Entries with figure data:
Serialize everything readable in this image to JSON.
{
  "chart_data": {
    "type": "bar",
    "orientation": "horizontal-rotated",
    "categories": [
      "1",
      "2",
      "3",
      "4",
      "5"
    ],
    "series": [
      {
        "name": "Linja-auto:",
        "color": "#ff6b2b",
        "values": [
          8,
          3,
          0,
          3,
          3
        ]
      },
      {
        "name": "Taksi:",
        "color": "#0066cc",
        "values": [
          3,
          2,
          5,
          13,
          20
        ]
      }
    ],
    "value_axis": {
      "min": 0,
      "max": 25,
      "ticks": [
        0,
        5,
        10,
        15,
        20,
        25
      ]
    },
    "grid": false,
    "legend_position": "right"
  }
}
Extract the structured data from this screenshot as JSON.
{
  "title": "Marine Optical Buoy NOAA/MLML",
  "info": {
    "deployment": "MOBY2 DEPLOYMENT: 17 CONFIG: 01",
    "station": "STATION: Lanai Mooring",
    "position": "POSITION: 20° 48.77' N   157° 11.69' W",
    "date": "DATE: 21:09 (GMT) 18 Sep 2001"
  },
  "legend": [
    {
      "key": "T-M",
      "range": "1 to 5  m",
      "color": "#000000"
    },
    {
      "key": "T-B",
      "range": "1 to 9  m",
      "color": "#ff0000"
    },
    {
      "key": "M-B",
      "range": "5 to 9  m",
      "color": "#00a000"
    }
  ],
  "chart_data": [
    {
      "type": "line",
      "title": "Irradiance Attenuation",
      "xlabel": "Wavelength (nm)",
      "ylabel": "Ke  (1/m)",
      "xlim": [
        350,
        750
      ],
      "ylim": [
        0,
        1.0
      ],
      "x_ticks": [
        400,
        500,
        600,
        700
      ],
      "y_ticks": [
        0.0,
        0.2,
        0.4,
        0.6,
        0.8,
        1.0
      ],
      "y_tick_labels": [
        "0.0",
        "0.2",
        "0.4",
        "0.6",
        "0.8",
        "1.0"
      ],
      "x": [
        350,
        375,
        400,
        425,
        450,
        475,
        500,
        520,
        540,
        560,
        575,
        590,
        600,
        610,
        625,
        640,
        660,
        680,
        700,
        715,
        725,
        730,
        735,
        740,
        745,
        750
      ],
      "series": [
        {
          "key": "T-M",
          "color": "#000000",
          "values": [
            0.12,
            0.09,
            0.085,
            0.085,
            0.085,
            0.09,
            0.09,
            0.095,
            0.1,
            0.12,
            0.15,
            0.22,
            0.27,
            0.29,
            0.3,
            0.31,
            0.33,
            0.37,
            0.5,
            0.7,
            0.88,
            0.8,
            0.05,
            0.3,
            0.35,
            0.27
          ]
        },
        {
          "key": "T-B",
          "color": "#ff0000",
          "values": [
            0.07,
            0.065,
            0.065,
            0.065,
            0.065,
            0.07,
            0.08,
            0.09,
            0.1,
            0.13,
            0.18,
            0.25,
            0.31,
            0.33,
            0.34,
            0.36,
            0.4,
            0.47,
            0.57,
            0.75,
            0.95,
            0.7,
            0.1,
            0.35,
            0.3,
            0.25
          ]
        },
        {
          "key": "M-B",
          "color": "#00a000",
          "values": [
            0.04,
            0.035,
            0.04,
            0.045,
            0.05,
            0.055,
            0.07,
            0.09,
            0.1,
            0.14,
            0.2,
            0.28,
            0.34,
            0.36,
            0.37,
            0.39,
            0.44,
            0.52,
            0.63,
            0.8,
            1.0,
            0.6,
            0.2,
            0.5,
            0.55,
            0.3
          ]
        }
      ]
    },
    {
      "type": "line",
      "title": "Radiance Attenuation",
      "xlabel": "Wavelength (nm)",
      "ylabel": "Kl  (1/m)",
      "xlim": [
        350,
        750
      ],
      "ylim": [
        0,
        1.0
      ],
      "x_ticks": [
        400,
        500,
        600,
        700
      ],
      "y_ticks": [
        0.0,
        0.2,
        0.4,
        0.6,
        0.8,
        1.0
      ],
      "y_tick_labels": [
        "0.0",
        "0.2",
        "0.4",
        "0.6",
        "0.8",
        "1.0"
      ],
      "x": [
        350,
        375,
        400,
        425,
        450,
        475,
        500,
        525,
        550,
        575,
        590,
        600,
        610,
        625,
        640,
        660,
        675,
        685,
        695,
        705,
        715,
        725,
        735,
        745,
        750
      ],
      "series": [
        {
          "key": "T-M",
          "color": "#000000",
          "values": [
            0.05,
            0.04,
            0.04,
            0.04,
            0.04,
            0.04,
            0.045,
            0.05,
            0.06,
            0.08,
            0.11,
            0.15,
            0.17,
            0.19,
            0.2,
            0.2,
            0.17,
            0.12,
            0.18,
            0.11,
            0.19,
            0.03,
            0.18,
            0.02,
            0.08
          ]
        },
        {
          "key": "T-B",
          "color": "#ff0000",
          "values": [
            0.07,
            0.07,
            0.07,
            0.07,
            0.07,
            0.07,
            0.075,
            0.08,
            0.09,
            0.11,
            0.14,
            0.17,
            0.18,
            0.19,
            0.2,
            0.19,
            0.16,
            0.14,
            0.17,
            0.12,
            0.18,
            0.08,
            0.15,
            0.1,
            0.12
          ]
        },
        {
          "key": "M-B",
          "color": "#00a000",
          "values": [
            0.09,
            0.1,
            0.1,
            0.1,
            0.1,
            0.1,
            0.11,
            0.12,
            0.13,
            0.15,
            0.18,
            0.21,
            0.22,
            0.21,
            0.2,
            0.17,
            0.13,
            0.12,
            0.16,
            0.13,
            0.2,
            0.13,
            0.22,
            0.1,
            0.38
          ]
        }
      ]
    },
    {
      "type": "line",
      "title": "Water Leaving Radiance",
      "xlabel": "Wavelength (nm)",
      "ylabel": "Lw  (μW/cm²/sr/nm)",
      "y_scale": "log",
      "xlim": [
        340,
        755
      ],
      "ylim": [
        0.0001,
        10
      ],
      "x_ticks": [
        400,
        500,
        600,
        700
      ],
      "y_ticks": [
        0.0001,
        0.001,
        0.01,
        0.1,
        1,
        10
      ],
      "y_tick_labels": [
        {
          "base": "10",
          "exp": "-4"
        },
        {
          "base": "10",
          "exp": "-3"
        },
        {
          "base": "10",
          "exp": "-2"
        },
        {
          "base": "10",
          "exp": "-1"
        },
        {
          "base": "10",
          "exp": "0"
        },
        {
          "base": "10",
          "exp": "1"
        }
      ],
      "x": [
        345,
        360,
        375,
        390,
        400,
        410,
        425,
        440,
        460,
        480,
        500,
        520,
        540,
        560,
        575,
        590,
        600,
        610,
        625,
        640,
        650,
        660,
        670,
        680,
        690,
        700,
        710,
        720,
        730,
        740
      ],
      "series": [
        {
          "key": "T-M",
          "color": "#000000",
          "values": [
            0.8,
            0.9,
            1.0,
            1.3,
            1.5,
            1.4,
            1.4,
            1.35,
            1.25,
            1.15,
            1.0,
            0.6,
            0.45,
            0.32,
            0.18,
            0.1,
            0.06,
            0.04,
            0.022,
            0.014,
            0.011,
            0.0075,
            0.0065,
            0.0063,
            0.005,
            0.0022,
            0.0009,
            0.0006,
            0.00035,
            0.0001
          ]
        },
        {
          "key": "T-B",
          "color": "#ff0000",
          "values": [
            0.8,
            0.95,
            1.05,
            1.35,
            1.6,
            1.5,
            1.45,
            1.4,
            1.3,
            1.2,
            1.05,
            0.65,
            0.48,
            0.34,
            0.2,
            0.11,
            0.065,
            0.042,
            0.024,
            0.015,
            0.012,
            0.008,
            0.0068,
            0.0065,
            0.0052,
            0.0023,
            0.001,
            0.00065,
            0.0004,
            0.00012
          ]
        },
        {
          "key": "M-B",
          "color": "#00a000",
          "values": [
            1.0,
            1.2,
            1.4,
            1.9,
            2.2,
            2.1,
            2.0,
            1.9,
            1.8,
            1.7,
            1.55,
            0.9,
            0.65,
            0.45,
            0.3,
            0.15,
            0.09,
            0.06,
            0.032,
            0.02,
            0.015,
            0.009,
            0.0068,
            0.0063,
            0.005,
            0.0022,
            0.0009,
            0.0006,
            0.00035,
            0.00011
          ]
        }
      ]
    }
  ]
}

## [Task requirements]
Search the data above for lines holding "range" and copy each of them.

## [Exercise output]
      "range": "1 to 5  m",
      "range": "1 to 9  m",
      "range": "5 to 9  m",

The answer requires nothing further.